Using the material below, copy every line where "green" appears.

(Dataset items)
↓

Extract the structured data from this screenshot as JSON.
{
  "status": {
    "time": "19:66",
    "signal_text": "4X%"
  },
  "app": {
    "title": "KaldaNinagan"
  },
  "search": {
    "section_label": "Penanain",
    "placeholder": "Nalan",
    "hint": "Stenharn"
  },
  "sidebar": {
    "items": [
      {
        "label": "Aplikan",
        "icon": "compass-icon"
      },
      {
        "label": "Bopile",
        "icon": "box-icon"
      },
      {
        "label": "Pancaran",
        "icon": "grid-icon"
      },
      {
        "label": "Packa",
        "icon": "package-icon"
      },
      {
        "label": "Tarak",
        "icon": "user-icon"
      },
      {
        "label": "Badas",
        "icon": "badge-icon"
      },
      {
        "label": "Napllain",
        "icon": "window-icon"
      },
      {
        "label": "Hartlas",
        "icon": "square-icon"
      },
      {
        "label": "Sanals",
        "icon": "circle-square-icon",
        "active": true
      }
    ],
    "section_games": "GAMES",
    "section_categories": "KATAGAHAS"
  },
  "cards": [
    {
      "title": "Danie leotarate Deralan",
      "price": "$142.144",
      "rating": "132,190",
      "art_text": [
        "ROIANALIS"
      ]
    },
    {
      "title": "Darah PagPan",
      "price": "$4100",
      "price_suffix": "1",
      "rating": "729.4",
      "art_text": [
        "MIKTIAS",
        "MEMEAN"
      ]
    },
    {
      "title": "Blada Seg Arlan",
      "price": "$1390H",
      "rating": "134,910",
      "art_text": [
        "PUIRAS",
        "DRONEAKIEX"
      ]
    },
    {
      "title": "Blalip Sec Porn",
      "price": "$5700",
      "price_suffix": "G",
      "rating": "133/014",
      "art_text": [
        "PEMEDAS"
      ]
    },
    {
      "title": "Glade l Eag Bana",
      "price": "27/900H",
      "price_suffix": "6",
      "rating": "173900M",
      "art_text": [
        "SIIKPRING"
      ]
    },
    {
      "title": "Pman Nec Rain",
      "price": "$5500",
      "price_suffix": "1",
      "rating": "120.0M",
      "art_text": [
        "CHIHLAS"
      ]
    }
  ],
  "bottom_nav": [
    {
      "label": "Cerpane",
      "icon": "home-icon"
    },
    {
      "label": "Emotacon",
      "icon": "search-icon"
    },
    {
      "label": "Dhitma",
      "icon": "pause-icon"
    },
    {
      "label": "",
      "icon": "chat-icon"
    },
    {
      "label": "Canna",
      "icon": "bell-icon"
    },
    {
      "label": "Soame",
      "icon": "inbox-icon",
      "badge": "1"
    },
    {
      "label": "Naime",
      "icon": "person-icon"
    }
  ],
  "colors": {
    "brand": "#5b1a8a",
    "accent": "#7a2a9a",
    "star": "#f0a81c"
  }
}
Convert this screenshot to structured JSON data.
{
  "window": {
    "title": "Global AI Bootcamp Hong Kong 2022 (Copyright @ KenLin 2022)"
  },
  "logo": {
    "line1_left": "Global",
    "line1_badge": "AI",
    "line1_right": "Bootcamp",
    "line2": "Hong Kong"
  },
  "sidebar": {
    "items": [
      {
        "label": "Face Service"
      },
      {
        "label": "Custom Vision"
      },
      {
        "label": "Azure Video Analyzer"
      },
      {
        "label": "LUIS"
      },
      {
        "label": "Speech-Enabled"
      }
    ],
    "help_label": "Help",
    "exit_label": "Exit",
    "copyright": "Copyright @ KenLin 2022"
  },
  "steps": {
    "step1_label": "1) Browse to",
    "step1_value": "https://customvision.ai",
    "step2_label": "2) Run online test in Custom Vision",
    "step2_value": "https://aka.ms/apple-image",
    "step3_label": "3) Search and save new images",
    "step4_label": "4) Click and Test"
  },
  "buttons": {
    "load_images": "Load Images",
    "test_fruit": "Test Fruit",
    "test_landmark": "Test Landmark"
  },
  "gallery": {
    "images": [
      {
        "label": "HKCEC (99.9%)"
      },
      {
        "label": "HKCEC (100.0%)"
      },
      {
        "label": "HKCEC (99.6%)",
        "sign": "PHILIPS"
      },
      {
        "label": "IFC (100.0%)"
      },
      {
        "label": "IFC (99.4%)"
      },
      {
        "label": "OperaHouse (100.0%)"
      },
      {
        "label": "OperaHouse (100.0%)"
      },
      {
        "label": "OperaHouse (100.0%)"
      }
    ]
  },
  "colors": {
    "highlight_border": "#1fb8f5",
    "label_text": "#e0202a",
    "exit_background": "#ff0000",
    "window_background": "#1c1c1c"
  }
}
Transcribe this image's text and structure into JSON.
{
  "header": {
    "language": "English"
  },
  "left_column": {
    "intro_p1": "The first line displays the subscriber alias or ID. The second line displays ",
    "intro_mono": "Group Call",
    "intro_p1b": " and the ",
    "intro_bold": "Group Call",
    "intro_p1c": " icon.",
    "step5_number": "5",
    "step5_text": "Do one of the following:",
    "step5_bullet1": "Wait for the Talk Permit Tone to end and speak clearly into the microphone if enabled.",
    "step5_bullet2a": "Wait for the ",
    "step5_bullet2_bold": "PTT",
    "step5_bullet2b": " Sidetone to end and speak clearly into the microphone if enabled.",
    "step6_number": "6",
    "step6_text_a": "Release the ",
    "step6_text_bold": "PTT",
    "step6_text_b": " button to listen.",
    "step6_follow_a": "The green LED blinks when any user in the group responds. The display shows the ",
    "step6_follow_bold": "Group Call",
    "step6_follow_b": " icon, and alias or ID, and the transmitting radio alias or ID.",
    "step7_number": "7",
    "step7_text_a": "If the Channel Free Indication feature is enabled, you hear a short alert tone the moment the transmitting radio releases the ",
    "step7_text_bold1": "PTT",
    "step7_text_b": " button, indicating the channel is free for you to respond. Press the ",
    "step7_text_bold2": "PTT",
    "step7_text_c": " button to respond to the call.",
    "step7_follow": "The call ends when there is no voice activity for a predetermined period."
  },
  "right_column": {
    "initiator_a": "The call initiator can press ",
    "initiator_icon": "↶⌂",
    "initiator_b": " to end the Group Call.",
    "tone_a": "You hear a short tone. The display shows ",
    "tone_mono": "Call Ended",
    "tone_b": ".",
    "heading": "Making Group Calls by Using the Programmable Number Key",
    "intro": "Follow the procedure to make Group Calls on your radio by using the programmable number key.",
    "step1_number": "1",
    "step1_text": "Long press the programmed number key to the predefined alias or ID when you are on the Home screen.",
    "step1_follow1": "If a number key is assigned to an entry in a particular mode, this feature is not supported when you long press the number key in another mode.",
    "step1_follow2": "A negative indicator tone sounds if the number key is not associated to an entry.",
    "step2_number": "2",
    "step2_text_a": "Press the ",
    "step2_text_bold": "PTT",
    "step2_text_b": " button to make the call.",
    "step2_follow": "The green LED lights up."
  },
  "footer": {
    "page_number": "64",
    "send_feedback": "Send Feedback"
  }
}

↑

> EXERCISE RESULT
    "step6_follow_a": "The green LED blinks when any user in the group responds. The display shows the ",
    "step2_follow": "The green LED lights up."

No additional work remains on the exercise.